Reproduce each line bearing the word "command".
---------- Input material
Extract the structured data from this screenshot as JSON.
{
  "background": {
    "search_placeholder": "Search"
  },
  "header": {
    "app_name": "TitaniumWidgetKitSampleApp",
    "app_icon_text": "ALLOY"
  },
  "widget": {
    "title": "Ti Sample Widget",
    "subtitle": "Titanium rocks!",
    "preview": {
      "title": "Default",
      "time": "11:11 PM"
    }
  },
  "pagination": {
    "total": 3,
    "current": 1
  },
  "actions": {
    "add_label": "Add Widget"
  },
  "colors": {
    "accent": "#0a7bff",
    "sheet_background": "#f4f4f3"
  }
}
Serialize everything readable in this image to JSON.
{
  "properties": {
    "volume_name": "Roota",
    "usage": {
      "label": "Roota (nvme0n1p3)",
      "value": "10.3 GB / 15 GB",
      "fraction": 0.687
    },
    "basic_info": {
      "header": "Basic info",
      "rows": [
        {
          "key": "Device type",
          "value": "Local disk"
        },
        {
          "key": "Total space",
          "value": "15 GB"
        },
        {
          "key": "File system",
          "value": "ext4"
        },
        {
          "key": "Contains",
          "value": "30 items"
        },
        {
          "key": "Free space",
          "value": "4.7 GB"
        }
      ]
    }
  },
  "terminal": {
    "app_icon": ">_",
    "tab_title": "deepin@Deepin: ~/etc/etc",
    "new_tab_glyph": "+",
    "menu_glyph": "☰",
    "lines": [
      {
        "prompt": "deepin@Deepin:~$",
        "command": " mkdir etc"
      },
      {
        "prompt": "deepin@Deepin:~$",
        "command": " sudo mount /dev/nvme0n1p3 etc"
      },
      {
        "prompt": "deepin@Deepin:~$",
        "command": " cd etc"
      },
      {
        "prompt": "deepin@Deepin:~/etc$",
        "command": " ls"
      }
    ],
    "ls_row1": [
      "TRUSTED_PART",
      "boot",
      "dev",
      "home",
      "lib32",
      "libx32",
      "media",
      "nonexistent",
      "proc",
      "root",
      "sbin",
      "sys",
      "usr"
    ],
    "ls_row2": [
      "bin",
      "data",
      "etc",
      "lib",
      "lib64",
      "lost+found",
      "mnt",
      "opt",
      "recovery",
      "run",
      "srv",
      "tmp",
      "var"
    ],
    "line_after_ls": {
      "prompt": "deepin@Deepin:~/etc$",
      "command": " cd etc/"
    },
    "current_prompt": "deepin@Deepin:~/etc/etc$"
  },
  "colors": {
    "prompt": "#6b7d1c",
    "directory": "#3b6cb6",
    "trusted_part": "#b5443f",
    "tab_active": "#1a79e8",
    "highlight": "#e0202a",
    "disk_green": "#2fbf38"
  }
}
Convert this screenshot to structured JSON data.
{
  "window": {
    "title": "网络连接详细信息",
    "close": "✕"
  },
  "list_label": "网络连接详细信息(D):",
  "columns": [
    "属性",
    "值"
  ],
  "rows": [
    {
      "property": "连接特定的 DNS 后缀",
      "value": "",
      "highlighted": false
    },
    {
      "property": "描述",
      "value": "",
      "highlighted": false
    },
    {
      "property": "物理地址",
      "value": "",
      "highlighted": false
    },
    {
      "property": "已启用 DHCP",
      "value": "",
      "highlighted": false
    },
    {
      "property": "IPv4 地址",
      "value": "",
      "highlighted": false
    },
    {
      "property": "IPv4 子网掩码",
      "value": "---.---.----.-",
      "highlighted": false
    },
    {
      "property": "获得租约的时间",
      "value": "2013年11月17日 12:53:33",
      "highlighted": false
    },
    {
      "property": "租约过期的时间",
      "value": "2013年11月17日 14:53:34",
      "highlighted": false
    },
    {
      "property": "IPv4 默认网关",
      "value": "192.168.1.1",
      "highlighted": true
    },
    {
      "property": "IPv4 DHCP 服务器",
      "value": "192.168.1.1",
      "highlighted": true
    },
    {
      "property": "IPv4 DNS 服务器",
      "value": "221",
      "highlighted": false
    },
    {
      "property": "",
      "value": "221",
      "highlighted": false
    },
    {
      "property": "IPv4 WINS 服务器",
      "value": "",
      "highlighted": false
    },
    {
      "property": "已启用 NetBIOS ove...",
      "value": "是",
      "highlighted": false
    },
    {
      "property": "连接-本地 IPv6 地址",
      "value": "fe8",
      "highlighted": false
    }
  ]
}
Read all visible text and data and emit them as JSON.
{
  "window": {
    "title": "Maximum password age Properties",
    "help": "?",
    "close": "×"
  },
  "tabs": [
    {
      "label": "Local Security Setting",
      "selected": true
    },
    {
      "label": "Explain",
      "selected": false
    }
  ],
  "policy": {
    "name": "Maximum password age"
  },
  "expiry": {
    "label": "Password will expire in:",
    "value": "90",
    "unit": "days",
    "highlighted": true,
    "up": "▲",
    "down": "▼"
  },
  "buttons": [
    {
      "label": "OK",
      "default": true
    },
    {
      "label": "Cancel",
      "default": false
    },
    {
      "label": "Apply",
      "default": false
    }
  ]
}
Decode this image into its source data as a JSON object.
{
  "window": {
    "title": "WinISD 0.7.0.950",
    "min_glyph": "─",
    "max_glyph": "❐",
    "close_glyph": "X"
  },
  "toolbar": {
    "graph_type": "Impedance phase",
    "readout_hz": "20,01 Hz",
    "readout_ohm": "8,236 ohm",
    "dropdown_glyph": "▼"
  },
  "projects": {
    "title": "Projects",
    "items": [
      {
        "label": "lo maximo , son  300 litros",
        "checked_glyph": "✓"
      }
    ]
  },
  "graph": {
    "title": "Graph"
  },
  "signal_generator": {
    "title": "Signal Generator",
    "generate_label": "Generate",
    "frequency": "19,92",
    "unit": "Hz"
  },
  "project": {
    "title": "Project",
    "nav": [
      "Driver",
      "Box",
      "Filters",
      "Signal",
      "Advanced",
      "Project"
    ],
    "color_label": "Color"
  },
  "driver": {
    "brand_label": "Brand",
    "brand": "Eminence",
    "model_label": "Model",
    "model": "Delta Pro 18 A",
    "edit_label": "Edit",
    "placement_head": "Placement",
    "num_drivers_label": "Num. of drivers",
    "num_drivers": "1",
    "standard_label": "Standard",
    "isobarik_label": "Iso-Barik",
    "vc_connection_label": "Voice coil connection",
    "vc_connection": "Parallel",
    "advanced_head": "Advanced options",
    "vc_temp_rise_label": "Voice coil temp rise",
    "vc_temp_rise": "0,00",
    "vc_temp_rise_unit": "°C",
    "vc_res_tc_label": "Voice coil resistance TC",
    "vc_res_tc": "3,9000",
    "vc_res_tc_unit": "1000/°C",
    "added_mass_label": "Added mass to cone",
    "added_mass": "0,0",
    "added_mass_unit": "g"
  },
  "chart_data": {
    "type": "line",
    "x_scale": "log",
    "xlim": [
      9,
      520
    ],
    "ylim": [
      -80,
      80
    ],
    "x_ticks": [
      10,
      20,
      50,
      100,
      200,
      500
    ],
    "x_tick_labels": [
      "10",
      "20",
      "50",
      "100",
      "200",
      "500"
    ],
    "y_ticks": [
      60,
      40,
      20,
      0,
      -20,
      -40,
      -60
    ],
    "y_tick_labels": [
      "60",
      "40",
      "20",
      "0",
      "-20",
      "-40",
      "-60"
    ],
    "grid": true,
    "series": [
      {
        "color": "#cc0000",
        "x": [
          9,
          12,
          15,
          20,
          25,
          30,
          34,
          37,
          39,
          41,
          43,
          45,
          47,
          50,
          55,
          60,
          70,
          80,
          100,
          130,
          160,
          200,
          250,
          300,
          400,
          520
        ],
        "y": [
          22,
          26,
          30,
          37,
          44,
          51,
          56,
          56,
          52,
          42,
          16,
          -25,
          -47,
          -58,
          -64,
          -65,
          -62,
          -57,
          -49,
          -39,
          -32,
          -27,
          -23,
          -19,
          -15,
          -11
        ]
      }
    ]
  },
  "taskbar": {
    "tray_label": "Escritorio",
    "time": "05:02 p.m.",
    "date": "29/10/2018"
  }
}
--------------------
§ Reply
        "command": " mkdir etc"
        "command": " sudo mount /dev/nvme0n1p3 etc"
        "command": " cd etc"
        "command": " ls"
      "command": " cd etc/"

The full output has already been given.